“A veces tengo ganas de ser vieja. Tan vieja que lo olvide todo. Espero no necesitar nada, espero no echar de menos algo o a alguien porque lo habré olvidado todo: los hijos que tuve, las casas donde viví, los hombres a quienes amé”, dice Julie. “Quiero acabar como una hoja en blanco, tan falta de pudor como cuando vine al mundo y me recibieron los gritos de mi madre. Porque seguro que en ese momento no tenía pudor. ¿Quizá sea el pudor lo que me impide ir más allá, lo que no me permite tener un orgasmo?”.

Ahora me toca a mí (Los Libros del Lince), de Selma Lonning Aaro, podría ser otra novela zafia para madres hastiadas que manosea la cuestión del sexo y sus afluentes, pero no lo es. No aspira a trama porno, no se sueña Garganta profunda: desgrana la inquietud de una mujer por no alcanzar jamás la satisfacción física absoluta, por saberse eróticamente tullida.

Julie tiene capacidad de fantasía, tiene recursos técnicos, tiene apetito. Evoca y se empapa; ha estudiado su propia concupiscencia, pero siempre asiste al sexo como la visitante de un museo. Es capaz de admirar la belleza, pero no de asirla. Sale del coito como muerta, con las manos vacías. No sabe lo que es un orgasmo y no entiende por qué: cree merecérselo.

★ ★ ★ ★ ★ ★ ★

- Reto: Reproduce sin cambios el texto, empezando en las palabras "Ahora me toca" y parando después de "qué: cree merecérselo.". Las líneas no tienen relación con el texto.

★ ★ ★ ★ ★ ★ ★

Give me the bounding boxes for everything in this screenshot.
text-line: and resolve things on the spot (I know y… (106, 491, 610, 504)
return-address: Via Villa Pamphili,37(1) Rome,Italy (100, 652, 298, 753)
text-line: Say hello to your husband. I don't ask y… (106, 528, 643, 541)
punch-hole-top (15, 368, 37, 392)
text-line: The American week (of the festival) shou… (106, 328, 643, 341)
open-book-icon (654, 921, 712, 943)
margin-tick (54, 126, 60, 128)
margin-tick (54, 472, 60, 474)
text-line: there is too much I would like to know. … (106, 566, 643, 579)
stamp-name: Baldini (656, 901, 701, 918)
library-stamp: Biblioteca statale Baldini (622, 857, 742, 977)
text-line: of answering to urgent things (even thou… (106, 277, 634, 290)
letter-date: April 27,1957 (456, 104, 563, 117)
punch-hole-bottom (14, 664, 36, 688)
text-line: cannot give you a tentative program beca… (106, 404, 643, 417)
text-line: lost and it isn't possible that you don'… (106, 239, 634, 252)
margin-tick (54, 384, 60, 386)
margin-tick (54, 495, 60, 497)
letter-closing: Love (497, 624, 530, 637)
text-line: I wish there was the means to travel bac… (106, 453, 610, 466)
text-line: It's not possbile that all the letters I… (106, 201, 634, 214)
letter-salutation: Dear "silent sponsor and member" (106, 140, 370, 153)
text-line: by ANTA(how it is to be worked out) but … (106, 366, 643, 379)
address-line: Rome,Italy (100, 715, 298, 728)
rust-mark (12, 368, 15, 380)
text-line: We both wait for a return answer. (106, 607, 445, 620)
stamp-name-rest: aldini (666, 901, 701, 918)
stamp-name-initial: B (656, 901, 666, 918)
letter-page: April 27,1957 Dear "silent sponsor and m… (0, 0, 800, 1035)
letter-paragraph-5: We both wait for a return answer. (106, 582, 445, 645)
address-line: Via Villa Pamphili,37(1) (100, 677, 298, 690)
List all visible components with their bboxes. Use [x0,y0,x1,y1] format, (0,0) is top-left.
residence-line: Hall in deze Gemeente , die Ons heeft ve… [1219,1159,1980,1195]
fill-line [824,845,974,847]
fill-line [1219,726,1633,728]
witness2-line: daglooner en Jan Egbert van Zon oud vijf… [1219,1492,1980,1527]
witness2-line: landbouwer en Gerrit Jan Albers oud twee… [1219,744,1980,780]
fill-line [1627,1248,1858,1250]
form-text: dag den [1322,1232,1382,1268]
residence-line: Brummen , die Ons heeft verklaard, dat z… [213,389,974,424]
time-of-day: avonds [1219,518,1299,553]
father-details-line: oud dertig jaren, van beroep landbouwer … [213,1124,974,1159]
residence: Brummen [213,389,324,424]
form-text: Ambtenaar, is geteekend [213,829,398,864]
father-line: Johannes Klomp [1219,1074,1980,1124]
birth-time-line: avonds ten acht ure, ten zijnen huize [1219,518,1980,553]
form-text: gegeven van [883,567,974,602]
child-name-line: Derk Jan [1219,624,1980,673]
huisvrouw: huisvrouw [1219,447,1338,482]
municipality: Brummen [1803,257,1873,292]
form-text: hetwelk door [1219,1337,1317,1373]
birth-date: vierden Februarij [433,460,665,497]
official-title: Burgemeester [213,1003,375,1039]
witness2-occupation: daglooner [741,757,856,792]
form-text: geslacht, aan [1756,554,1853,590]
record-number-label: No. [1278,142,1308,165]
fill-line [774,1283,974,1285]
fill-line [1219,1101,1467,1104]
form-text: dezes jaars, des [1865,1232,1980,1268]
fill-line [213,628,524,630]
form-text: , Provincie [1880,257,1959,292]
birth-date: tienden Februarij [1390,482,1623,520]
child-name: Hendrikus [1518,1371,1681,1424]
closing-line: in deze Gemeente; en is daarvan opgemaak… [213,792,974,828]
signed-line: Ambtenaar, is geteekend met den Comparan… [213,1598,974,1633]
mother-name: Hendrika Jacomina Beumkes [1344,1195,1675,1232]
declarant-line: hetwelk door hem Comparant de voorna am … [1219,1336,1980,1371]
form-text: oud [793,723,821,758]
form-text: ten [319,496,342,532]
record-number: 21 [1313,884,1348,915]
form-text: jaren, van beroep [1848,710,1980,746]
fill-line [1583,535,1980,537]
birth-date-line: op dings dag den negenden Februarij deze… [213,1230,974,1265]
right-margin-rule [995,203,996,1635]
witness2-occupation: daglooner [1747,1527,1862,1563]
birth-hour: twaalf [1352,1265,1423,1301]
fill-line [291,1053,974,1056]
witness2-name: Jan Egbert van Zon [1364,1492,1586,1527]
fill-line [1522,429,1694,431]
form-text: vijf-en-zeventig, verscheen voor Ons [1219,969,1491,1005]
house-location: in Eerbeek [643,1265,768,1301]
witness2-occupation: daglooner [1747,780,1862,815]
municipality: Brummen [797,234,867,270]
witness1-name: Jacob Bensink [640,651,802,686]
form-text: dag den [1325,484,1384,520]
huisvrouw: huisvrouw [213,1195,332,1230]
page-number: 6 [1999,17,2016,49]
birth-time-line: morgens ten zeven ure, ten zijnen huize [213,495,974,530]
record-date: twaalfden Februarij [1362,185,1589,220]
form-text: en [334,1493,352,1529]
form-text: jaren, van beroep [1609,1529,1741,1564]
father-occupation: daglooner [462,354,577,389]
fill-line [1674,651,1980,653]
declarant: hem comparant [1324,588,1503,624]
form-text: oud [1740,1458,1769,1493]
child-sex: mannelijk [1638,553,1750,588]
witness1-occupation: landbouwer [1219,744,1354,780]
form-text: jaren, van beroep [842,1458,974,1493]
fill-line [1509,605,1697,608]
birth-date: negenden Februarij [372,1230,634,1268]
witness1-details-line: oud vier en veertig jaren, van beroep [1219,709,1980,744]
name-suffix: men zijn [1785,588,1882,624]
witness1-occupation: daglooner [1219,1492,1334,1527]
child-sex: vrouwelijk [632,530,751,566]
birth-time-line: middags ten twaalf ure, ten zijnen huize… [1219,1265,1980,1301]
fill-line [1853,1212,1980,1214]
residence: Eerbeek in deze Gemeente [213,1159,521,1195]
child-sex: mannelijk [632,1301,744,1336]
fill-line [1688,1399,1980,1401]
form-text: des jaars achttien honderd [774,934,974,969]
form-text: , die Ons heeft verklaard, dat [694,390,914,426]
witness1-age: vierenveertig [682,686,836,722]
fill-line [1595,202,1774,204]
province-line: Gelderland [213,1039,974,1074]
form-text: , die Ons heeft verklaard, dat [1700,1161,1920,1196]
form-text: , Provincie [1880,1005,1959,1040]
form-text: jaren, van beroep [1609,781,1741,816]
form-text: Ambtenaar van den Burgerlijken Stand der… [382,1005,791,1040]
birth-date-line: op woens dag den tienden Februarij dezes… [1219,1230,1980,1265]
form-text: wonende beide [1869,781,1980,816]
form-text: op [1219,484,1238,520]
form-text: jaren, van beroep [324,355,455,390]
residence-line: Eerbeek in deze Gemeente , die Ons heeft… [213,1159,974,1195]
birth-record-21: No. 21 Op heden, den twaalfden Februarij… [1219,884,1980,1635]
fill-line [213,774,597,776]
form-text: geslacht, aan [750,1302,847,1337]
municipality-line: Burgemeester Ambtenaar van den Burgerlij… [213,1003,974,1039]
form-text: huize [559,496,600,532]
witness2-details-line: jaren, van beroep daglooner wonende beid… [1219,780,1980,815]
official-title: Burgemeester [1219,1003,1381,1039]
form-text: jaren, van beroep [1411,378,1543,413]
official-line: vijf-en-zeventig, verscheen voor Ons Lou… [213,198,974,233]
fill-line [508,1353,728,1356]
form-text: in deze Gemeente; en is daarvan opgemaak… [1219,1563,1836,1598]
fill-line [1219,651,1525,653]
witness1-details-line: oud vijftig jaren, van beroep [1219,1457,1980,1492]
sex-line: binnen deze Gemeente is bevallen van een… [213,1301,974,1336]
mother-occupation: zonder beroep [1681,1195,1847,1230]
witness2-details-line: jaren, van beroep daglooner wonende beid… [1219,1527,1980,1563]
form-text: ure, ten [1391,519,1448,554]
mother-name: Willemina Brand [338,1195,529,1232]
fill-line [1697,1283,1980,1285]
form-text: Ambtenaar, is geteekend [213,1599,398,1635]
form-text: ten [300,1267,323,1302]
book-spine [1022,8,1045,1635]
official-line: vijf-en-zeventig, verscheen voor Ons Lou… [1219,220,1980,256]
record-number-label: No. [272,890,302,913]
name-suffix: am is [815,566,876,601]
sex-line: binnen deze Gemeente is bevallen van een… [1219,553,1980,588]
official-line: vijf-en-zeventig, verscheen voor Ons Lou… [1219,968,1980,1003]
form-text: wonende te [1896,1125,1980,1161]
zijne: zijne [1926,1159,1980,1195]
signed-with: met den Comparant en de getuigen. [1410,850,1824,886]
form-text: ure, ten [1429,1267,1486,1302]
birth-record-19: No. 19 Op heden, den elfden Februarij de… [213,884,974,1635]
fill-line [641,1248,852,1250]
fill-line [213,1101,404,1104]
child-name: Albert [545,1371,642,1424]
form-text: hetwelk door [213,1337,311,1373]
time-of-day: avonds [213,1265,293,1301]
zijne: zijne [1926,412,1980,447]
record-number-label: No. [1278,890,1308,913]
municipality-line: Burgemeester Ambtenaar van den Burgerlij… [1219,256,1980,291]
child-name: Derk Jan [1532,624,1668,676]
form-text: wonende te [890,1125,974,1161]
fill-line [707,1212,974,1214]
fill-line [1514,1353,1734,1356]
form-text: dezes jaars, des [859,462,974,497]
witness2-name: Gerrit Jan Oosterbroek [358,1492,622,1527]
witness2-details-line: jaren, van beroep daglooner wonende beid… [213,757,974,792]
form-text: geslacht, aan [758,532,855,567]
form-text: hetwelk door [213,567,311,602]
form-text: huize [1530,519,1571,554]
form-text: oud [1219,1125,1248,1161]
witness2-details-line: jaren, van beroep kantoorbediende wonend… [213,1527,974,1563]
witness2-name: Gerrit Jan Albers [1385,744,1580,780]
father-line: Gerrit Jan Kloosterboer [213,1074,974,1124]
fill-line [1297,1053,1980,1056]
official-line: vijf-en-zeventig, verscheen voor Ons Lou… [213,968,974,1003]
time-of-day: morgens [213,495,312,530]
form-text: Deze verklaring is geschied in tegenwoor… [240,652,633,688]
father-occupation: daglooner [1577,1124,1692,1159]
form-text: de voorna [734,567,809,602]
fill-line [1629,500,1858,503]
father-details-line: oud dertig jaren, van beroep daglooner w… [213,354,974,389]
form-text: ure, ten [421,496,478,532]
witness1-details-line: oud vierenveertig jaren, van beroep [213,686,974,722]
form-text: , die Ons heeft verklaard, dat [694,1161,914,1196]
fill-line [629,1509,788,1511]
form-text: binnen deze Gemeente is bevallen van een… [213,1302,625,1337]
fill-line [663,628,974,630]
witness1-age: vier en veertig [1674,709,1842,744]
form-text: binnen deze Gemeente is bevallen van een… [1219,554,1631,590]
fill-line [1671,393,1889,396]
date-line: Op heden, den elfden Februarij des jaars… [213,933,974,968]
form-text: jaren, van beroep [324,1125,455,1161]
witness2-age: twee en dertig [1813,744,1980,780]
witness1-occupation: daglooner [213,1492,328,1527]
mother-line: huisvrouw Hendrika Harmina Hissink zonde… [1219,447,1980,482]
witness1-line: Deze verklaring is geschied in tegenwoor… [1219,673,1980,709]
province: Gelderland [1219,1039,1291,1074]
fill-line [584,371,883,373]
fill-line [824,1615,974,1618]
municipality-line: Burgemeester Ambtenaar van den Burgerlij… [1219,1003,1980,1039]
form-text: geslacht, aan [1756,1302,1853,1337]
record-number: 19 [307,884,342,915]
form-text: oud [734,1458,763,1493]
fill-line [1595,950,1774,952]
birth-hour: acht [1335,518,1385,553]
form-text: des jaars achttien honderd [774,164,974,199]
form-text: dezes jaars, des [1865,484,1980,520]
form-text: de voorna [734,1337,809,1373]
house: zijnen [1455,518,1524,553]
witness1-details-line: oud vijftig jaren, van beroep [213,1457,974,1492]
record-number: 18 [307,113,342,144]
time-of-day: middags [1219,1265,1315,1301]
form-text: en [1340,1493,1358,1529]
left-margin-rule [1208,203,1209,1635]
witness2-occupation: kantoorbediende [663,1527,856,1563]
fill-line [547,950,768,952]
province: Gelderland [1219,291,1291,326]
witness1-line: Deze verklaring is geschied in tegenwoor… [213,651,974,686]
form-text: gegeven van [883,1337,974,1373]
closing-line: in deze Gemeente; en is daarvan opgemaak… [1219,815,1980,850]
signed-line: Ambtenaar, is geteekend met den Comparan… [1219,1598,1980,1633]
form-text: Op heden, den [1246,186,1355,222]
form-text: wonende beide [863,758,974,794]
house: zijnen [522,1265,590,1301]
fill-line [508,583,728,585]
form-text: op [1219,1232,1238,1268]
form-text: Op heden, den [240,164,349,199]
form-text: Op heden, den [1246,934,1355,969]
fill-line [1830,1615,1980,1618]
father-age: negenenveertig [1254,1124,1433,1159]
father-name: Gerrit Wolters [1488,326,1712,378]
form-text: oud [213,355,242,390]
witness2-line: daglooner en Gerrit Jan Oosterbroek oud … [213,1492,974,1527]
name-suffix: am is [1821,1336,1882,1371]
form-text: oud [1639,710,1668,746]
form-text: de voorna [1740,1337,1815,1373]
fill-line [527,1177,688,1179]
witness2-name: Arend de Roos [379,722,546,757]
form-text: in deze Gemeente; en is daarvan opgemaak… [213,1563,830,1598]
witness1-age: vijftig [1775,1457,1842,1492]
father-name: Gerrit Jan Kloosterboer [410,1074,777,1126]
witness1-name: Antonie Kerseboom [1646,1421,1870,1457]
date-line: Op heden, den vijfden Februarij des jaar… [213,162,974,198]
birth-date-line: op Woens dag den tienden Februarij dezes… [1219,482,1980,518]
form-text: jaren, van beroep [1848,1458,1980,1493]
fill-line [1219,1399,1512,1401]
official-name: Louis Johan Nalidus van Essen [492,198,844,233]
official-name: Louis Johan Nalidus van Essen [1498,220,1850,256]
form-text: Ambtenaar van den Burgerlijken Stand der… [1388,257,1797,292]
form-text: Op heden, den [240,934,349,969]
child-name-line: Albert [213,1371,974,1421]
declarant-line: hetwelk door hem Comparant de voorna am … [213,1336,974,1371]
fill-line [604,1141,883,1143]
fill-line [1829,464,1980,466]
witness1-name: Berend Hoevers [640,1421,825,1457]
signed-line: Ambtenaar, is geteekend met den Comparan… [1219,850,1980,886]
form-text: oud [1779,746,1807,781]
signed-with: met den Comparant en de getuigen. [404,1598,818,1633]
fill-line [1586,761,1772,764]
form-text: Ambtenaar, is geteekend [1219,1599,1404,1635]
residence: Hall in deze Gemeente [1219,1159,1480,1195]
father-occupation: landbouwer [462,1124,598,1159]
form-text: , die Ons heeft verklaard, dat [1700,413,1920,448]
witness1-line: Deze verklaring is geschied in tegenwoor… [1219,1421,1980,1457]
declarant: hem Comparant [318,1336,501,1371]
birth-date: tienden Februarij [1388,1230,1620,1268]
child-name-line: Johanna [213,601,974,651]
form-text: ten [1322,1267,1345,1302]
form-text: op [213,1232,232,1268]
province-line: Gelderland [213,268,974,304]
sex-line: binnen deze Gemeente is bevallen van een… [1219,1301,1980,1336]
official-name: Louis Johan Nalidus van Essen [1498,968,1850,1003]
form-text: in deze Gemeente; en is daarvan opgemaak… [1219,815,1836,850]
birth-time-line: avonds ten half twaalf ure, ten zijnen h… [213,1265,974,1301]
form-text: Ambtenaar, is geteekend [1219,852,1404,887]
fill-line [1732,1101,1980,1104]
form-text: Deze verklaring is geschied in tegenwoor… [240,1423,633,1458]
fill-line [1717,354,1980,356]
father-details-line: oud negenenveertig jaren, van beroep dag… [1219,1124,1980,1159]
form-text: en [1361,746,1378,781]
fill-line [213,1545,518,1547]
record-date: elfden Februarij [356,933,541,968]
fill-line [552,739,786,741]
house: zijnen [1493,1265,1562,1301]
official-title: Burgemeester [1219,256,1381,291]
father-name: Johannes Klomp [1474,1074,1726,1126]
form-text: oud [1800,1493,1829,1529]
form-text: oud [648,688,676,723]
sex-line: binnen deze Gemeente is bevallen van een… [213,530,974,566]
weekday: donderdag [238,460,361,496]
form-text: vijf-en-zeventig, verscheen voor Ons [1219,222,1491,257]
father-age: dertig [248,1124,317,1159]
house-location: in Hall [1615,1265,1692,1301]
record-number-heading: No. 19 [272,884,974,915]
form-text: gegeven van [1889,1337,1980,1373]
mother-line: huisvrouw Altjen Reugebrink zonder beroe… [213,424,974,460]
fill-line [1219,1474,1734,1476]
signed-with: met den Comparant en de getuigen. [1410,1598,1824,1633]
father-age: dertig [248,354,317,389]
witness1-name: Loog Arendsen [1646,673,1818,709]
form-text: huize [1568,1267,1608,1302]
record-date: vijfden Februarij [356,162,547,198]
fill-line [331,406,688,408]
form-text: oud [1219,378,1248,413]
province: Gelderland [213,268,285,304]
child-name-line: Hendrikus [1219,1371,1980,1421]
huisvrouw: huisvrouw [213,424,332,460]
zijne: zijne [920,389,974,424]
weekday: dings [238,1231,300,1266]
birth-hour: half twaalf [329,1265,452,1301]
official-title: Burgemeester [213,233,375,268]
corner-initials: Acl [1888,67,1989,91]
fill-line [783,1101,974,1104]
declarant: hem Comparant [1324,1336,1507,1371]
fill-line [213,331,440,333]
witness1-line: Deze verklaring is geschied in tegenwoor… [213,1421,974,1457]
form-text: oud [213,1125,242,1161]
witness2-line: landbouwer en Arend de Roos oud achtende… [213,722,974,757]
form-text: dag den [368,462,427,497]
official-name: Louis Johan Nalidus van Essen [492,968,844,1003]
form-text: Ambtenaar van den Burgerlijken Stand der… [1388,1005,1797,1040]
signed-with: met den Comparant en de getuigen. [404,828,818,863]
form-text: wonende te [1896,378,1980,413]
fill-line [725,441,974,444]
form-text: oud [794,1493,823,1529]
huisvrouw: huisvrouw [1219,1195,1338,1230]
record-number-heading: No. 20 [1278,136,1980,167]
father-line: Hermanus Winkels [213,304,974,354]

★ ★ ★ ★ ★ ★ ★

- Resultado a continuación:
Ahora me toca a mí (Los Libros del Lince), de Selma Lonning Aaro, podría ser otra novela zafia para madres hastiadas que manosea la cuestión del sexo y sus afluentes, pero no lo es. No aspira a trama porno, no se sueña Garganta profunda: desgrana la inquietud de una mujer por no alcanzar jamás la satisfacción física absoluta, por saberse eróticamente tullida.

Julie tiene capacidad de fantasía, tiene recursos técnicos, tiene apetito. Evoca y se empapa; ha estudiado su propia concupiscencia, pero siempre asiste al sexo como la visitante de un museo. Es capaz de admirar la belleza, pero no de asirla. Sale del coito como muerta, con las manos vacías. No sabe lo que es un orgasmo y no entiende por qué: cree merecérselo.